Select every line holding the word "Meute" and copy it.
^^^^
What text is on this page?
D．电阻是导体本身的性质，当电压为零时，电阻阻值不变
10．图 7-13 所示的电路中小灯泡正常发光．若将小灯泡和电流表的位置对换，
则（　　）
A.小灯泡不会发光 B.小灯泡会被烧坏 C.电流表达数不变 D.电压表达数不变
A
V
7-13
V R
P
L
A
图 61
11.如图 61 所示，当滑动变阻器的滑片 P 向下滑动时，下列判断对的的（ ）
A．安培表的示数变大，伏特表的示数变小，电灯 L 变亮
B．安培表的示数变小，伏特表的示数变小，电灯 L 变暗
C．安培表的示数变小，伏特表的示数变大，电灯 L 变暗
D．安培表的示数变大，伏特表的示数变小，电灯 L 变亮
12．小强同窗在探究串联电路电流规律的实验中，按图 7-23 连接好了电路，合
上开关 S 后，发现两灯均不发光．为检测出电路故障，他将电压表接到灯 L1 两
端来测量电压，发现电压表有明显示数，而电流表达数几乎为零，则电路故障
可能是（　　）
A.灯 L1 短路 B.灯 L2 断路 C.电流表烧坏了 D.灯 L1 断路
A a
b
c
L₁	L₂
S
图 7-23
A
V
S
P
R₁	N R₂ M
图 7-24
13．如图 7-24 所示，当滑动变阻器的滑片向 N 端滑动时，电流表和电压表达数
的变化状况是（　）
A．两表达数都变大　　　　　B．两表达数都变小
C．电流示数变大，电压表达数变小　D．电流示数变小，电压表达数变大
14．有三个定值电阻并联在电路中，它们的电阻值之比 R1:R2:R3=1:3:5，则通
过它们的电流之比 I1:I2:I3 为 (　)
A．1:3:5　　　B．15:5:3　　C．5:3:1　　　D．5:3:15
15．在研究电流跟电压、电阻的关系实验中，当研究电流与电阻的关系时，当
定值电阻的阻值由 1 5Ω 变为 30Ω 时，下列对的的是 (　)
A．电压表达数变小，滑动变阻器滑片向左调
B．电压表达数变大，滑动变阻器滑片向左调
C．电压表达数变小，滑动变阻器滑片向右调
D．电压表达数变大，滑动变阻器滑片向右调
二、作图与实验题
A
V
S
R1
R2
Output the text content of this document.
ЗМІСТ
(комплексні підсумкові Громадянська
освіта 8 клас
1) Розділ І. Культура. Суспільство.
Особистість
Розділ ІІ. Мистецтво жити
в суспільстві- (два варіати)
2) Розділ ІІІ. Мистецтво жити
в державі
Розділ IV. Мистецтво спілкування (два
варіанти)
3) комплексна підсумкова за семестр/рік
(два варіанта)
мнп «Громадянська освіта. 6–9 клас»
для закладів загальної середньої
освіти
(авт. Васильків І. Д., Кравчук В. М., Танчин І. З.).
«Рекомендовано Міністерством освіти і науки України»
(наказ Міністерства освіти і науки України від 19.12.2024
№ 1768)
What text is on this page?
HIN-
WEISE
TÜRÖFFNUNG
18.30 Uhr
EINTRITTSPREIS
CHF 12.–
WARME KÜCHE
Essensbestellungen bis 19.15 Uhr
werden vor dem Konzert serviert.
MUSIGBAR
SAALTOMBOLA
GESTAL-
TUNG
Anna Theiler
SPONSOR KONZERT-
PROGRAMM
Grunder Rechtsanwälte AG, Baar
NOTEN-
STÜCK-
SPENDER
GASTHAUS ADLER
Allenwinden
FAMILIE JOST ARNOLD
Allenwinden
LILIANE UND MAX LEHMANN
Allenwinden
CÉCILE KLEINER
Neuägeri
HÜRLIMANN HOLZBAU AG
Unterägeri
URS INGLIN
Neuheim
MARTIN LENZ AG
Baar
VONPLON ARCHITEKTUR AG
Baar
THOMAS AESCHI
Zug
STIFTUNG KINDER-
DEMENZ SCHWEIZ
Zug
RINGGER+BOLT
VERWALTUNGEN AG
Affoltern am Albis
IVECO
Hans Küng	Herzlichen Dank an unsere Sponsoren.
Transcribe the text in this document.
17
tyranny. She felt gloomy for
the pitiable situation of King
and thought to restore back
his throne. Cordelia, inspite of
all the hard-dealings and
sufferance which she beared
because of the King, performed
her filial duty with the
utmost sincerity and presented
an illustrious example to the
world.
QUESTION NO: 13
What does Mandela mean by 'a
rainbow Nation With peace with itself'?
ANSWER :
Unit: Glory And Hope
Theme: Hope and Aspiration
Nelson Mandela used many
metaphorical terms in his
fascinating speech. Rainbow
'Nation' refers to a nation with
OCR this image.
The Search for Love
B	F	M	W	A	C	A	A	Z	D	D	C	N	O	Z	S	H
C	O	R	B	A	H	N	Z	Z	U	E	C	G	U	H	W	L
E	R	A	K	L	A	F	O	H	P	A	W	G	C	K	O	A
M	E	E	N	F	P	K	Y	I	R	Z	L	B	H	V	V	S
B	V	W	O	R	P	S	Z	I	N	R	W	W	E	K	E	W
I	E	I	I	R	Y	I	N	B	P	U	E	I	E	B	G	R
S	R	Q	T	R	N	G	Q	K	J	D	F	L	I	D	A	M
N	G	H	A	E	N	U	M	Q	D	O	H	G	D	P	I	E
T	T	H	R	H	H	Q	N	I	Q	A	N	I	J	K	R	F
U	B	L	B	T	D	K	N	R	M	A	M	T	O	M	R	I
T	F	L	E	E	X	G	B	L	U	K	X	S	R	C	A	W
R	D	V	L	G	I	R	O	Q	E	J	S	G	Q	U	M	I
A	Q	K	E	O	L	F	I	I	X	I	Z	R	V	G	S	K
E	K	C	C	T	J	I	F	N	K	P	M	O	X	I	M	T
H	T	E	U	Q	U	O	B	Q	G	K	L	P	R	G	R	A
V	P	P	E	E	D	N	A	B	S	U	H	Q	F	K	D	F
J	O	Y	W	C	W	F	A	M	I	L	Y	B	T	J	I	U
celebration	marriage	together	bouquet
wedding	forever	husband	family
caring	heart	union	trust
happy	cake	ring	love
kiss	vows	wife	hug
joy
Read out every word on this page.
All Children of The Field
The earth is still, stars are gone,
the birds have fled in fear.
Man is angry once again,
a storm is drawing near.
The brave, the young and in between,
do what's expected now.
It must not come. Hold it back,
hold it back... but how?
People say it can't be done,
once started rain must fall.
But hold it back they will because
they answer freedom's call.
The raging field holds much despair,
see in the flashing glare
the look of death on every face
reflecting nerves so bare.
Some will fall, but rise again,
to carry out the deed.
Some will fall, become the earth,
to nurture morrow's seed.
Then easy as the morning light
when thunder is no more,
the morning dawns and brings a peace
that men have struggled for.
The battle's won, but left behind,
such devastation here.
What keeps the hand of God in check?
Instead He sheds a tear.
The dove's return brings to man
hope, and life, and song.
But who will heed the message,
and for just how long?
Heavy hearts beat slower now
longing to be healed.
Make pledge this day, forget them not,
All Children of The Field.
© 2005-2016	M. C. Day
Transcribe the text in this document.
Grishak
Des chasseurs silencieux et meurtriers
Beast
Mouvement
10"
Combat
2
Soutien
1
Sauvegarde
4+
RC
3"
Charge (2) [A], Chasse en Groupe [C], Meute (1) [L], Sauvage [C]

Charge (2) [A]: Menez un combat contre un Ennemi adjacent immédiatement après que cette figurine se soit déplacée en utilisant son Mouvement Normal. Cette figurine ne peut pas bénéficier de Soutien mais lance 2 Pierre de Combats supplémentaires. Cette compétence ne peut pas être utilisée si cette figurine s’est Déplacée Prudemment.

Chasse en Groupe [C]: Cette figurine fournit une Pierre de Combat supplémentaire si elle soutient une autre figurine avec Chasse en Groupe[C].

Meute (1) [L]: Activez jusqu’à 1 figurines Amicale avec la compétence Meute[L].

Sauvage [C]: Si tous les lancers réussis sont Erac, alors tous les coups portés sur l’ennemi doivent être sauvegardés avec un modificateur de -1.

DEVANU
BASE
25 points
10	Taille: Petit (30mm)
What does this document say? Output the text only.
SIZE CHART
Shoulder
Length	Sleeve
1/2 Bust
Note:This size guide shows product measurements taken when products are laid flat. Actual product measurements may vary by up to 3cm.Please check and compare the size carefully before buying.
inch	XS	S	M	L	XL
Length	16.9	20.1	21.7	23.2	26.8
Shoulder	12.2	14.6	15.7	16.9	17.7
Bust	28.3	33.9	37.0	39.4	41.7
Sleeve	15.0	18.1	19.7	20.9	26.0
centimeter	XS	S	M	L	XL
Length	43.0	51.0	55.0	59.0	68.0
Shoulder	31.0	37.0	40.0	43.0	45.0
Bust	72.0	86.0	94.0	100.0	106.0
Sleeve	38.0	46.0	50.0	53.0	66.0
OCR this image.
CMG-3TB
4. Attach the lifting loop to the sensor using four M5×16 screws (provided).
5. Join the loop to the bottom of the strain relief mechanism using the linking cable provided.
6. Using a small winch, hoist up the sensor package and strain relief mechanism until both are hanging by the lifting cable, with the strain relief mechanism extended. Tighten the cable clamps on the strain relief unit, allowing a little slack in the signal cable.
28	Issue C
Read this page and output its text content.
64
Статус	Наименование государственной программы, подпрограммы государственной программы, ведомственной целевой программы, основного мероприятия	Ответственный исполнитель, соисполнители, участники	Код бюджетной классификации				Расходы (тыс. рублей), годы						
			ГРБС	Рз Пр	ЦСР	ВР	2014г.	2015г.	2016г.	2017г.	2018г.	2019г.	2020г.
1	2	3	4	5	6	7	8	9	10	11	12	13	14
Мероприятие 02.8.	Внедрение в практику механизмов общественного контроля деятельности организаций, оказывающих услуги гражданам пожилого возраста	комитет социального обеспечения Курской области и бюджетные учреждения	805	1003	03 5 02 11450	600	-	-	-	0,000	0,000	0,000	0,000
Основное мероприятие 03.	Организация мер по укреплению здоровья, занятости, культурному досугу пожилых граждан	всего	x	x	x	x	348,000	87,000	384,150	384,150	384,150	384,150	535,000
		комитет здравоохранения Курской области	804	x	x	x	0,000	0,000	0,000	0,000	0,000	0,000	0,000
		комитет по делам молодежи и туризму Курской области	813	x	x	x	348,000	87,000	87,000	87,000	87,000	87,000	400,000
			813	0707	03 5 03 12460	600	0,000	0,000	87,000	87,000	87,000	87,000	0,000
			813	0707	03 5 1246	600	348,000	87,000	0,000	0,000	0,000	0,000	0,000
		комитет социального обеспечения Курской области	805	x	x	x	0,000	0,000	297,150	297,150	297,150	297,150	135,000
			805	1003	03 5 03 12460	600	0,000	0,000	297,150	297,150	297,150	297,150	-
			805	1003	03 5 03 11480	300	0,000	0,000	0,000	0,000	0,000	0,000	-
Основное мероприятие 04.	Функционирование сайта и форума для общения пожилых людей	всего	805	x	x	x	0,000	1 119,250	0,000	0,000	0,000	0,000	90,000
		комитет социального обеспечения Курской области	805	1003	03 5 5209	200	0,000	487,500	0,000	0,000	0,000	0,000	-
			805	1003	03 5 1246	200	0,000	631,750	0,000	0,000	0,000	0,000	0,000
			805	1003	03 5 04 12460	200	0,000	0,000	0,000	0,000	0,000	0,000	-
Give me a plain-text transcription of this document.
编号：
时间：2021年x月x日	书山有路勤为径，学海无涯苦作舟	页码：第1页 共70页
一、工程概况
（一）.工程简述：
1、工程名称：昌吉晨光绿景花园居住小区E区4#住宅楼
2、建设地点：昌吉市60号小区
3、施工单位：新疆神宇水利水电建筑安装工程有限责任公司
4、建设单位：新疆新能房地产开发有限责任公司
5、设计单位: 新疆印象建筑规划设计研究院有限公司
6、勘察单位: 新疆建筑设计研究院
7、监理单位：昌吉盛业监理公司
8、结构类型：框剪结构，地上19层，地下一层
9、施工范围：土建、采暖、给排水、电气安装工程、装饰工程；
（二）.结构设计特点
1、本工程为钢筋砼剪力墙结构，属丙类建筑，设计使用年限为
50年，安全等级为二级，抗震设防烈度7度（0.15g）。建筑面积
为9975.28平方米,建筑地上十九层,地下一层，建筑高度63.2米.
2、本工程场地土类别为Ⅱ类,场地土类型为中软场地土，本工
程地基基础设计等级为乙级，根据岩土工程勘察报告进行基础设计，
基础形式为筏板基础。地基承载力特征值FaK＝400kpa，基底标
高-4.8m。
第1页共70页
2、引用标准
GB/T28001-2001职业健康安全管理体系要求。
^^^^
# Written response
Charge (2) [A], Chasse en Groupe [C], Meute (1) [L], Sauvage [C]
Meute (1) [L]: Activez jusqu’à 1 figurines Amicale avec la compétence Meute[L].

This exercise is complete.